Write out each entry again. Keep every word exactly as it is.

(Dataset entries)
○ ○ ○ ○ ○ ○ ○
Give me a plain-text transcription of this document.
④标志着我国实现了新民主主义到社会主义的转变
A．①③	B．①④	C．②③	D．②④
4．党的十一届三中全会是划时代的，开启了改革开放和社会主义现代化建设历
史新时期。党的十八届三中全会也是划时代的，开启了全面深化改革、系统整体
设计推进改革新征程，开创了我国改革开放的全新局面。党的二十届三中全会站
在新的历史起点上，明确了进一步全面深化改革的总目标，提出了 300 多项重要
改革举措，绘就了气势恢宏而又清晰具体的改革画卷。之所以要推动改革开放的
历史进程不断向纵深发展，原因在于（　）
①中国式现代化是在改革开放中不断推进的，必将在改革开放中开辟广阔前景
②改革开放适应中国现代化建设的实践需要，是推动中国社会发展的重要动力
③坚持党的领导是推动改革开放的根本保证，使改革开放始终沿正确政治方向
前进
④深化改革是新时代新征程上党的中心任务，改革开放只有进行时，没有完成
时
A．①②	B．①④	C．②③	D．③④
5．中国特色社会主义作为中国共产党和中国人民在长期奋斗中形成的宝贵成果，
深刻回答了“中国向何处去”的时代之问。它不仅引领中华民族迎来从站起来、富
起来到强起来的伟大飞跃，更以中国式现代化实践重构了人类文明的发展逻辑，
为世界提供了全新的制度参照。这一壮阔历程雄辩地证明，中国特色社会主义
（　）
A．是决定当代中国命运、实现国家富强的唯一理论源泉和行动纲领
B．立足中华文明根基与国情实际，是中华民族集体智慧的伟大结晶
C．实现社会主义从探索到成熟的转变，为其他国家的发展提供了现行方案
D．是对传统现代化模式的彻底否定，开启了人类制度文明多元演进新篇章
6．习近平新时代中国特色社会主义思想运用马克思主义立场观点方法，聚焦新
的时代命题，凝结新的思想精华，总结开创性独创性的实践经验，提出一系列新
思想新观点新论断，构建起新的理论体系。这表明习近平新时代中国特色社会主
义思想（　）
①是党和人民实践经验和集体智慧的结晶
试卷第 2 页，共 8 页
○ ○ ○ ○ ○ ○ ○
▶ _EXERCISE SOLUTION_
Give me a plain-text transcription of this document.
④标志着我国实现了新民主主义到社会主义的转变
A．①③	B．①④	C．②③	D．②④
4．党的十一届三中全会是划时代的，开启了改革开放和社会主义现代化建设历
史新时期。党的十八届三中全会也是划时代的，开启了全面深化改革、系统整体
设计推进改革新征程，开创了我国改革开放的全新局面。党的二十届三中全会站
在新的历史起点上，明确了进一步全面深化改革的总目标，提出了 300 多项重要
改革举措，绘就了气势恢宏而又清晰具体的改革画卷。之所以要推动改革开放的
历史进程不断向纵深发展，原因在于（　）
①中国式现代化是在改革开放中不断推进的，必将在改革开放中开辟广阔前景
②改革开放适应中国现代化建设的实践需要，是推动中国社会发展的重要动力
③坚持党的领导是推动改革开放的根本保证，使改革开放始终沿正确政治方向
前进
④深化改革是新时代新征程上党的中心任务，改革开放只有进行时，没有完成
时
A．①②	B．①④	C．②③	D．③④
5．中国特色社会主义作为中国共产党和中国人民在长期奋斗中形成的宝贵成果，
深刻回答了“中国向何处去”的时代之问。它不仅引领中华民族迎来从站起来、富
起来到强起来的伟大飞跃，更以中国式现代化实践重构了人类文明的发展逻辑，
为世界提供了全新的制度参照。这一壮阔历程雄辩地证明，中国特色社会主义
（　）
A．是决定当代中国命运、实现国家富强的唯一理论源泉和行动纲领
B．立足中华文明根基与国情实际，是中华民族集体智慧的伟大结晶
C．实现社会主义从探索到成熟的转变，为其他国家的发展提供了现行方案
D．是对传统现代化模式的彻底否定，开启了人类制度文明多元演进新篇章
6．习近平新时代中国特色社会主义思想运用马克思主义立场观点方法，聚焦新
的时代命题，凝结新的思想精华，总结开创性独创性的实践经验，提出一系列新
思想新观点新论断，构建起新的理论体系。这表明习近平新时代中国特色社会主
义思想（　）
①是党和人民实践经验和集体智慧的结晶
试卷第 2 页，共 8 页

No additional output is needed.